PROVIDED INFORMATION:
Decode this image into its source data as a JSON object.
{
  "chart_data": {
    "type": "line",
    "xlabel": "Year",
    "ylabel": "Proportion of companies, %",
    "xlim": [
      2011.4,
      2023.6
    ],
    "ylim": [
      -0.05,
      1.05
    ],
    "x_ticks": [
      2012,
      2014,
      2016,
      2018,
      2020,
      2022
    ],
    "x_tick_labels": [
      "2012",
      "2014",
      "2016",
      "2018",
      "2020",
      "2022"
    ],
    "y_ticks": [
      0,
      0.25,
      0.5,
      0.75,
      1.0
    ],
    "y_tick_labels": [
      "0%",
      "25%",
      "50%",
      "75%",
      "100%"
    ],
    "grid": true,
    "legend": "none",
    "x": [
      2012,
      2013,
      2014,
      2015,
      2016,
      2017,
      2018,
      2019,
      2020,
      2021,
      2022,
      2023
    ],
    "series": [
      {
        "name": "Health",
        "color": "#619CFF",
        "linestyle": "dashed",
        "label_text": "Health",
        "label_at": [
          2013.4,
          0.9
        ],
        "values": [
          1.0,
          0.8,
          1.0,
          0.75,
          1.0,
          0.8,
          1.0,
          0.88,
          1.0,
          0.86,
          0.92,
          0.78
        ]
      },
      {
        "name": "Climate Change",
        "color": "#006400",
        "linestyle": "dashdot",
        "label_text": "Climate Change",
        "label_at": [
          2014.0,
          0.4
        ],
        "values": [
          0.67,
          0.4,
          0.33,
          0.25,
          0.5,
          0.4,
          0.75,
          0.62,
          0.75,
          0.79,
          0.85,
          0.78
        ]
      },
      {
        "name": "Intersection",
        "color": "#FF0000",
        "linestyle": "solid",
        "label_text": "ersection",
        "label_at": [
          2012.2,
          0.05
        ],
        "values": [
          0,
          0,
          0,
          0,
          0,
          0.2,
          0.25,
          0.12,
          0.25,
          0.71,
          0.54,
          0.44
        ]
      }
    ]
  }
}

BRIEF: Every line containing the string "name" must be listed.

EXERCISE ANSWER:
        "name": "Health",
        "name": "Climate Change",
        "name": "Intersection",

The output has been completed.